**TO BE DONE**
Determine how many lines include the word "AFSt", then give that number and nothing more.

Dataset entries
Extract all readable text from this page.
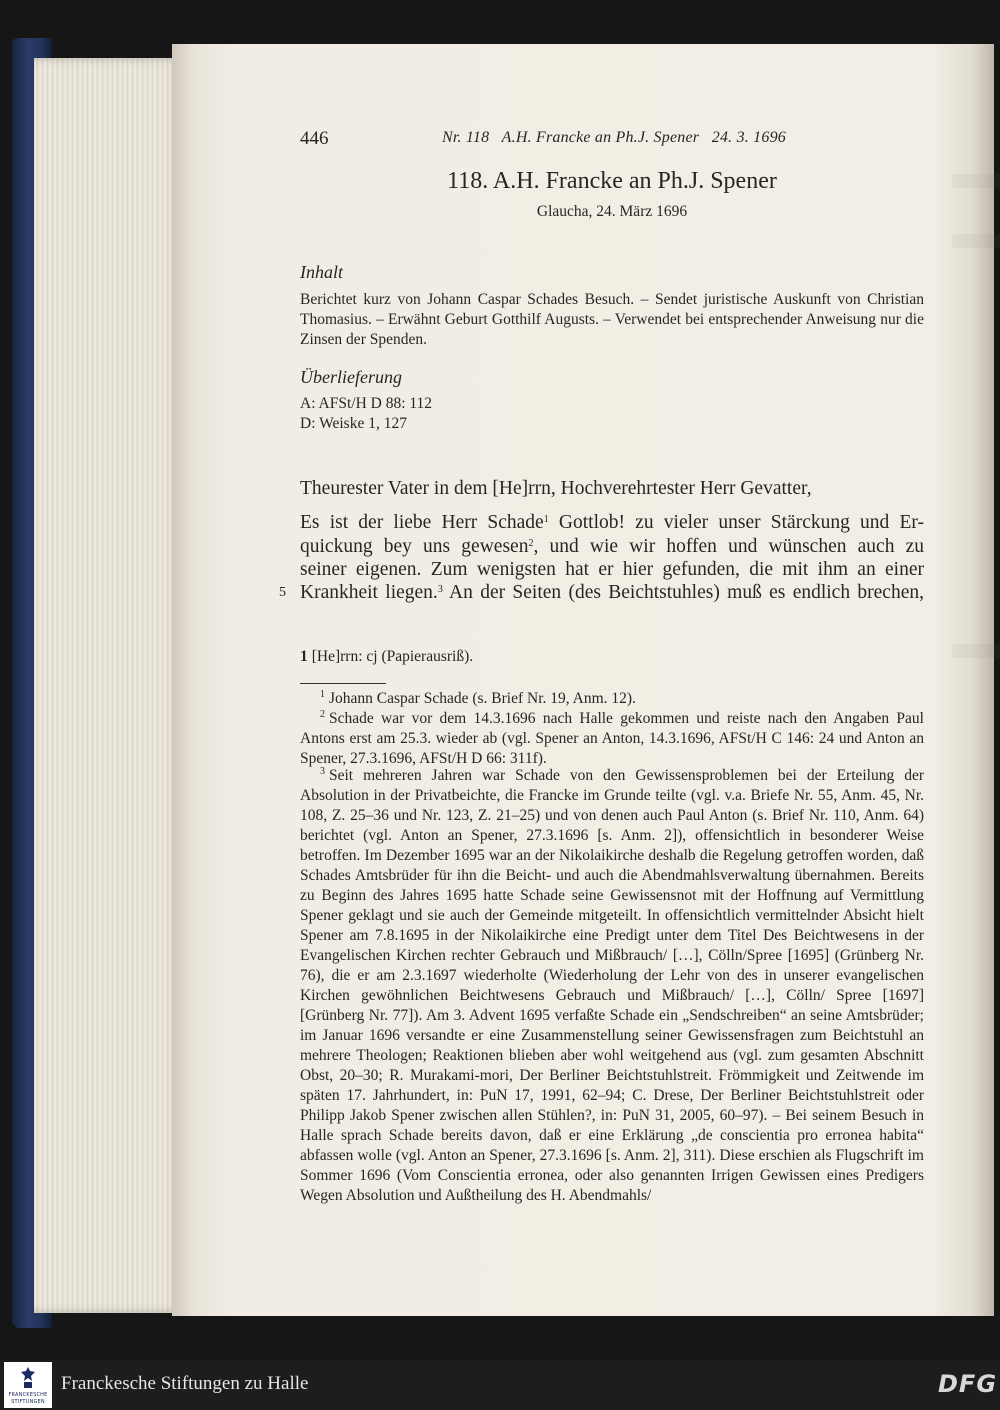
446	Nr. 118   A.H. Francke an Ph.J. Spener   24. 3. 1696
118. A.H. Francke an Ph.J. Spener
Glaucha, 24. März 1696
Inhalt
Berichtet kurz von Johann Caspar Schades Besuch. – Sendet juristische Auskunft von Christian Thomasius. – Erwähnt Geburt Gotthilf Augusts. – Verwendet bei entsprechender Anweisung nur die Zinsen der Spenden.
Überlieferung
A: AFSt/H D 88: 112
D: Weiske 1, 127
Theurester Vater in dem [He]rrn, Hochverehrtester Herr Gevatter,
Es ist der liebe Herr Schade$^1$ Gottlob! zu vieler unser Stärckung und Er-
quickung bey uns gewesen$^2$, und wie wir hoffen und wünschen auch zu
seiner eigenen. Zum wenigsten hat er hier gefunden, die mit ihm an einer
Krankheit liegen.$^3$ An der Seiten (des Beichtstuhles) muß es endlich brechen,
5
1 [He]rrn: cj (Papierausriß).
$^1$ Johann Caspar Schade (s. Brief Nr. 19, Anm. 12).
$^2$ Schade war vor dem 14.3.1696 nach Halle gekommen und reiste nach den Angaben Paul Antons erst am 25.3. wieder ab (vgl. Spener an Anton, 14.3.1696, AFSt/H C 146: 24 und Anton an Spener, 27.3.1696, AFSt/H D 66: 311f).
$^3$ Seit mehreren Jahren war Schade von den Gewissensproblemen bei der Erteilung der Absolution in der Privatbeichte, die Francke im Grunde teilte (vgl. v.a. Briefe Nr. 55, Anm. 45, Nr. 108, Z. 25–36 und Nr. 123, Z. 21–25) und von denen auch Paul Anton (s. Brief Nr. 110, Anm. 64) berichtet (vgl. Anton an Spener, 27.3.1696 [s. Anm. 2]), offensichtlich in besonderer Weise betroffen. Im Dezember 1695 war an der Nikolaikirche deshalb die Regelung getroffen worden, daß Schades Amtsbrüder für ihn die Beicht- und auch die Abendmahlsverwaltung übernahmen. Bereits zu Beginn des Jahres 1695 hatte Schade seine Gewissensnot mit der Hoffnung auf Vermittlung Spener geklagt und sie auch der Gemeinde mitgeteilt. In offensichtlich vermittelnder Absicht hielt Spener am 7.8.1695 in der Nikolaikirche eine Predigt unter dem Titel Des Beichtwesens in der Evangelischen Kirchen rechter Gebrauch und Mißbrauch/ […], Cölln/Spree [1695] (Grünberg Nr. 76), die er am 2.3.1697 wiederholte (Wiederholung der Lehr von des in unserer evangelischen Kirchen gewöhnlichen Beichtwesens Gebrauch und Mißbrauch/ […], Cölln/ Spree [1697] [Grünberg Nr. 77]). Am 3. Advent 1695 verfaßte Schade ein „Sendschreiben“ an seine Amtsbrüder; im Januar 1696 versandte er eine Zusammenstellung seiner Gewissensfragen zum Beichtstuhl an mehrere Theologen; Reaktionen blieben aber wohl weitgehend aus (vgl. zum gesamten Abschnitt Obst, 20–30; R. Murakami-mori, Der Berliner Beichtstuhlstreit. Frömmigkeit und Zeitwende im späten 17. Jahrhundert, in: PuN 17, 1991, 62–94; C. Drese, Der Berliner Beichtstuhlstreit oder Philipp Jakob Spener zwischen allen Stühlen?, in: PuN 31, 2005, 60–97). – Bei seinem Besuch in Halle sprach Schade bereits davon, daß er eine Erklärung „de conscientia pro erronea habita“ abfassen wolle (vgl. Anton an Spener, 27.3.1696 [s. Anm. 2], 311). Diese erschien als Flugschrift im Sommer 1696 (Vom Conscientia erronea, oder also genannten Irrigen Gewissen eines Predigers Wegen Absolution und Außtheilung des H. Abendmahls/
FRANCKESCHE
STIFTUNGEN
Franckesche Stiftungen zu Halle	DFG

**OUTPUT OF THE EXERCISE**
2